— WHAT TO PRODUCE —
Locate every line in the records below that holds the word "content" and return each one.

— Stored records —

____________

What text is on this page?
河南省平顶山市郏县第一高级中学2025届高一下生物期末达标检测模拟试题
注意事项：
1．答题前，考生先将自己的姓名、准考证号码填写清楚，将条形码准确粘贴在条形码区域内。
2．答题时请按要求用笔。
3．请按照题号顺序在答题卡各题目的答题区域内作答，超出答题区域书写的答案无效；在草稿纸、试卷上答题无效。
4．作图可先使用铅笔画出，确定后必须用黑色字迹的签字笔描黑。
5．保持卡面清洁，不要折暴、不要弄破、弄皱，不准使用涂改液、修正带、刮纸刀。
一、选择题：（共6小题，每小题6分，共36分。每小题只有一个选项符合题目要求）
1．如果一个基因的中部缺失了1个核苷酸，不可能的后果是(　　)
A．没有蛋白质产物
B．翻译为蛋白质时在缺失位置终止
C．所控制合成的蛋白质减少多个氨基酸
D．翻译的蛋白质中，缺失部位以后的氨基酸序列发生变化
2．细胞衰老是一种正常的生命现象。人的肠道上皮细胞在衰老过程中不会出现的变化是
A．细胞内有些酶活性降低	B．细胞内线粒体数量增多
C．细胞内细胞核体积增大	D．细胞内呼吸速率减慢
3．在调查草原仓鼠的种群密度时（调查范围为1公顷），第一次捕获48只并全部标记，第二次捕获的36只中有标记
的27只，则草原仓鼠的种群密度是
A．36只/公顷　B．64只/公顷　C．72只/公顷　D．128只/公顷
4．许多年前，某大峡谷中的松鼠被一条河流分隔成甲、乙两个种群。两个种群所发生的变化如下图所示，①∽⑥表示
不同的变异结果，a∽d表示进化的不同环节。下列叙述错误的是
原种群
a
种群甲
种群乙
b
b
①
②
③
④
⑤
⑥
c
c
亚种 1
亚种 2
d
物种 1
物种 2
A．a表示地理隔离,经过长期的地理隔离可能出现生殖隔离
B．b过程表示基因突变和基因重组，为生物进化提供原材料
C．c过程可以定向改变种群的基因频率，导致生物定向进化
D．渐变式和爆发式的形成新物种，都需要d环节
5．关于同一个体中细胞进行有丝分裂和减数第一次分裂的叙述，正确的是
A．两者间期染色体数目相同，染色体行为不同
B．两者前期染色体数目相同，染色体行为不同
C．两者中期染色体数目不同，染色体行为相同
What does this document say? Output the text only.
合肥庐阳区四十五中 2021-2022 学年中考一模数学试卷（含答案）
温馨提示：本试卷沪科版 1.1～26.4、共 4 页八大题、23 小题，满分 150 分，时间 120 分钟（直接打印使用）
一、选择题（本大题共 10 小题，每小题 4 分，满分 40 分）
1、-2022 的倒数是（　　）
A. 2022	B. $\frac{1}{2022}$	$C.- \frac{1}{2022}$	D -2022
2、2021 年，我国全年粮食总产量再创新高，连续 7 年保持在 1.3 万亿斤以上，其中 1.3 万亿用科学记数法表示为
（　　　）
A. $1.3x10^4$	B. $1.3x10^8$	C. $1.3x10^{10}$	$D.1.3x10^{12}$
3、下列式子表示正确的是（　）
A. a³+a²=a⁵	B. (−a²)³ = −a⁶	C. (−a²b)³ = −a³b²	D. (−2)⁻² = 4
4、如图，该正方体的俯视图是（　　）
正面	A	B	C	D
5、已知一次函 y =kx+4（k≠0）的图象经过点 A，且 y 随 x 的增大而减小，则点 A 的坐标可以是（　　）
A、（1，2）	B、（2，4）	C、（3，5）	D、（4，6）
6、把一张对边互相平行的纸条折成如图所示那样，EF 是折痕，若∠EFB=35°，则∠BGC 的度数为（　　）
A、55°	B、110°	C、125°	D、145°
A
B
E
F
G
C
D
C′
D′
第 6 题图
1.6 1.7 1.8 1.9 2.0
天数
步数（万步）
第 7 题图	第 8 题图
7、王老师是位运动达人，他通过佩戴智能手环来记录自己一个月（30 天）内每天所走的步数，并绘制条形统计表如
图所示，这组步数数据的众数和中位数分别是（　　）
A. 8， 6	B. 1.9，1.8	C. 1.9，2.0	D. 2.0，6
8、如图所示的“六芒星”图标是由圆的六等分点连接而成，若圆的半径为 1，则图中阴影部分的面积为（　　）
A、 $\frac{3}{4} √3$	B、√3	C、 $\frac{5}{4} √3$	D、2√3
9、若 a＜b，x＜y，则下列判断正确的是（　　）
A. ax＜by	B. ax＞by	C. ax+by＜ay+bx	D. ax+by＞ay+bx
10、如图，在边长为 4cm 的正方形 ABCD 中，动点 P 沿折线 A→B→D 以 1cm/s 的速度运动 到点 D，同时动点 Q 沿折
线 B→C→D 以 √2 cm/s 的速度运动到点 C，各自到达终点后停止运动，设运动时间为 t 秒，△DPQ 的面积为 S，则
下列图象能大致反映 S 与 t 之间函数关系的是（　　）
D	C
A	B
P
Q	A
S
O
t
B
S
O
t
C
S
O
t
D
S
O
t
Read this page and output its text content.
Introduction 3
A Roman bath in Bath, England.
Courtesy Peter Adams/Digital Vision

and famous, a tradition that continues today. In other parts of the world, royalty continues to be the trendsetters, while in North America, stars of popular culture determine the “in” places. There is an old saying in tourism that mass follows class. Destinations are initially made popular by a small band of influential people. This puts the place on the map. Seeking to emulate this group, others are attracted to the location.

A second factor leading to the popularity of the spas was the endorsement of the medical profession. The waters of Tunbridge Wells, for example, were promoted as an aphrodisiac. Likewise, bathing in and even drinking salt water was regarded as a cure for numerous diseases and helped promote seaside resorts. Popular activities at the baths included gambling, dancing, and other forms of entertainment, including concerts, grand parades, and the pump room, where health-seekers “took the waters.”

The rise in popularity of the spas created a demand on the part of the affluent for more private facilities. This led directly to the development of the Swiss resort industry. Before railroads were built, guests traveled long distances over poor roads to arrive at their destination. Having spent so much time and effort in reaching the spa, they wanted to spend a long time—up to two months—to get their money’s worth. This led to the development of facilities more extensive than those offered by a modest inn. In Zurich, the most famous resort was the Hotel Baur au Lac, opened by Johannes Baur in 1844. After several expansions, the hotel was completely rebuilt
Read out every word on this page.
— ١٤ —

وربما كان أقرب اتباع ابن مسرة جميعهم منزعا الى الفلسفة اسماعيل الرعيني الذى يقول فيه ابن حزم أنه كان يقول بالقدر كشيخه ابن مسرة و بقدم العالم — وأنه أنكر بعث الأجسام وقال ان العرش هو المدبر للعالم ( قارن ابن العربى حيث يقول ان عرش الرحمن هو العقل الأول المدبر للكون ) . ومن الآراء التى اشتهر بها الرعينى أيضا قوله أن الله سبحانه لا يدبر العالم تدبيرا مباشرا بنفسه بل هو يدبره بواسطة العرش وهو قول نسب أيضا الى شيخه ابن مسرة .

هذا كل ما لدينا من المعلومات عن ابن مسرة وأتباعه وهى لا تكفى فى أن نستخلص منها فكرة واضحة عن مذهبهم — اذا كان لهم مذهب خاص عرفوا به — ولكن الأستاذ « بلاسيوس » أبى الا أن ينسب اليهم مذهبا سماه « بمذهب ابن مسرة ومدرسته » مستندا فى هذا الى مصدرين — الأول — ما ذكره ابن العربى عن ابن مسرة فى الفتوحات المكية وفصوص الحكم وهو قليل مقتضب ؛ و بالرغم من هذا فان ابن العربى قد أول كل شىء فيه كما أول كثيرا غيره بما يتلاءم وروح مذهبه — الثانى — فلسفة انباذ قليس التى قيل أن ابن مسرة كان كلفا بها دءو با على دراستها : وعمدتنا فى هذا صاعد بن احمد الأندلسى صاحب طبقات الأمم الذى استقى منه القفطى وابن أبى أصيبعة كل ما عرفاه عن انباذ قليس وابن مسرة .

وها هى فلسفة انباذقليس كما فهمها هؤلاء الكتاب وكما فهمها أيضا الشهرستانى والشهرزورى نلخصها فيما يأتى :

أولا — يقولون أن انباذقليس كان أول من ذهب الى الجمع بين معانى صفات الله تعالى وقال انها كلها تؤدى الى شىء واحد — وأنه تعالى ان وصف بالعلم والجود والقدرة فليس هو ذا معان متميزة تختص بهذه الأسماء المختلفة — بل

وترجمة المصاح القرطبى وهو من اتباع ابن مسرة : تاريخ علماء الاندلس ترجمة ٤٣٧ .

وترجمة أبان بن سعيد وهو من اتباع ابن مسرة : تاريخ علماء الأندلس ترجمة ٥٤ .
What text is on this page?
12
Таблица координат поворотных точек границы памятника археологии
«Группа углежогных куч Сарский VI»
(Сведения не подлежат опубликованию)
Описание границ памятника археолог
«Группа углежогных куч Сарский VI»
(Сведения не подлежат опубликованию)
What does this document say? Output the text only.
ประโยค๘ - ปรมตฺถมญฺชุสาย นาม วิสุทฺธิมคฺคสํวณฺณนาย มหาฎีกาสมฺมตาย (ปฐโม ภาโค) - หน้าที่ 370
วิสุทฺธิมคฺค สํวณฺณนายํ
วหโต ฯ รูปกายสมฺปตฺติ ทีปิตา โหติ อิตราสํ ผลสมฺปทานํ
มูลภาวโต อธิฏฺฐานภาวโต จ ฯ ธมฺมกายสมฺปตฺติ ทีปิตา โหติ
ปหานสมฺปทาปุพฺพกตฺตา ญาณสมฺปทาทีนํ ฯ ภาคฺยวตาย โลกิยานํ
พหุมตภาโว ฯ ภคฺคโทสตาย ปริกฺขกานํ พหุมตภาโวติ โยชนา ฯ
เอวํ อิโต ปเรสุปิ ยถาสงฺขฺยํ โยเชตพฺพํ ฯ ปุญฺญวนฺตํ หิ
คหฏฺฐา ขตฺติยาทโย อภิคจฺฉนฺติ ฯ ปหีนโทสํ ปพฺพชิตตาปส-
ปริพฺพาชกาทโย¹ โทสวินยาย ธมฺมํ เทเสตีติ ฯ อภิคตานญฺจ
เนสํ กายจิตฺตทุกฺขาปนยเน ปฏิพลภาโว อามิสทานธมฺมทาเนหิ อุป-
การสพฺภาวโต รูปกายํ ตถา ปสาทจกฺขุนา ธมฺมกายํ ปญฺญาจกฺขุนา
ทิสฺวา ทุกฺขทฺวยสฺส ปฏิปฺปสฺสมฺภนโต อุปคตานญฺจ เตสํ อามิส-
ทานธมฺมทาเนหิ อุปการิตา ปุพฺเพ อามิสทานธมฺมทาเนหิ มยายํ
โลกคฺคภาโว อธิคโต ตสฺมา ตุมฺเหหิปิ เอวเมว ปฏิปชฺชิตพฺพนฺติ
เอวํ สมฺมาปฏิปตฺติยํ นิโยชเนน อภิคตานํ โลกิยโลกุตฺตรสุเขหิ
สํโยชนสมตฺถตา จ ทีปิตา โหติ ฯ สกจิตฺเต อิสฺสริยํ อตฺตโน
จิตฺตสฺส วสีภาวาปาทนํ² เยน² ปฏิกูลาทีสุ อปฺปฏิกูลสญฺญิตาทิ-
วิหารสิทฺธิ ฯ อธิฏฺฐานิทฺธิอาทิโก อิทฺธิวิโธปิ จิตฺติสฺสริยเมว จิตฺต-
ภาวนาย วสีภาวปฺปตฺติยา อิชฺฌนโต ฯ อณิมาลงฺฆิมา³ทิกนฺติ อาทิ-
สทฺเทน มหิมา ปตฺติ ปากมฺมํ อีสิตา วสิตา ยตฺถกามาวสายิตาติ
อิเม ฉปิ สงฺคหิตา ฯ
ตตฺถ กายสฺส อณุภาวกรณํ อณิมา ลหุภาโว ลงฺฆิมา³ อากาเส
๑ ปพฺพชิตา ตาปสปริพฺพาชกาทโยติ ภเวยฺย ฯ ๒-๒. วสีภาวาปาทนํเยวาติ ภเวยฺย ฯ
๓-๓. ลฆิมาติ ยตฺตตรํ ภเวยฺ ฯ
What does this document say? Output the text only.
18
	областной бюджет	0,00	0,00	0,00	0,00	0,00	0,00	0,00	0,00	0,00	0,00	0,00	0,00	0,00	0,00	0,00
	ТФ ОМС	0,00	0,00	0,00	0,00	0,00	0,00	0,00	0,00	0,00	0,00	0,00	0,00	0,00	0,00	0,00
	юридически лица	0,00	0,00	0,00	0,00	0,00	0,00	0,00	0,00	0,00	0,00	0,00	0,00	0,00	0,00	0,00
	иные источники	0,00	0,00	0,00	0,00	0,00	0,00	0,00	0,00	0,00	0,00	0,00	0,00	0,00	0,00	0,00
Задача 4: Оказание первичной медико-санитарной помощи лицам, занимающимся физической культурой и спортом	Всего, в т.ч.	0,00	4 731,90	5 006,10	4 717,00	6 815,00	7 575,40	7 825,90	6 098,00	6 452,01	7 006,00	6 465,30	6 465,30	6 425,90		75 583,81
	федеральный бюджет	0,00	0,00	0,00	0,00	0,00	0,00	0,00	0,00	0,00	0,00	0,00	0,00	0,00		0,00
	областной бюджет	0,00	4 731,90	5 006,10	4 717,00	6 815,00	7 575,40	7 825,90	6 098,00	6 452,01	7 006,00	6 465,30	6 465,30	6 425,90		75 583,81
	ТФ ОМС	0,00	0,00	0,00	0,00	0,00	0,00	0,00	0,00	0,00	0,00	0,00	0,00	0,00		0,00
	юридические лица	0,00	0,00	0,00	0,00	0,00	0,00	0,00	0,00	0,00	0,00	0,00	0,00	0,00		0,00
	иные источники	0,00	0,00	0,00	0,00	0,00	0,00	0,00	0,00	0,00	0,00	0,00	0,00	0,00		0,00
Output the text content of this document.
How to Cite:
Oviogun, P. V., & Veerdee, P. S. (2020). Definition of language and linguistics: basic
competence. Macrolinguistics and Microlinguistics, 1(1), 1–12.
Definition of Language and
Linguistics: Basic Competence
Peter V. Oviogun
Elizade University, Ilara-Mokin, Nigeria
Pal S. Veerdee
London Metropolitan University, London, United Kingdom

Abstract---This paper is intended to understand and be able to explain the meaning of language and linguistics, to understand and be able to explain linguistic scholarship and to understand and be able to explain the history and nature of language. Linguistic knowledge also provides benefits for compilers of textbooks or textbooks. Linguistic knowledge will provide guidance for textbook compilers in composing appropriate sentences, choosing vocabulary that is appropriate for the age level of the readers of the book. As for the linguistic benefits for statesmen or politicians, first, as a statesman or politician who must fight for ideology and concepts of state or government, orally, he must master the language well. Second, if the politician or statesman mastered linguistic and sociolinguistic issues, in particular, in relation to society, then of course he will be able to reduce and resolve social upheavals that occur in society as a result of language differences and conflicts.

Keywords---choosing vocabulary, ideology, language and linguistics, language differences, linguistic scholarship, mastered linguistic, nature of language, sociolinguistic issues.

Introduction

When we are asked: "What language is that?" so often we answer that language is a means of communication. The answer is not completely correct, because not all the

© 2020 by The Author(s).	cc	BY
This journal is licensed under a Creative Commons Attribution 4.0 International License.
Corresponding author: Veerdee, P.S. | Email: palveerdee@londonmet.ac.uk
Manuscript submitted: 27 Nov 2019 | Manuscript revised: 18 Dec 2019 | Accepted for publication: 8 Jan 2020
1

____________

— SOLUTION TO THIS PROBLEM —
Read this page and output its text content.
Output the text content of this document.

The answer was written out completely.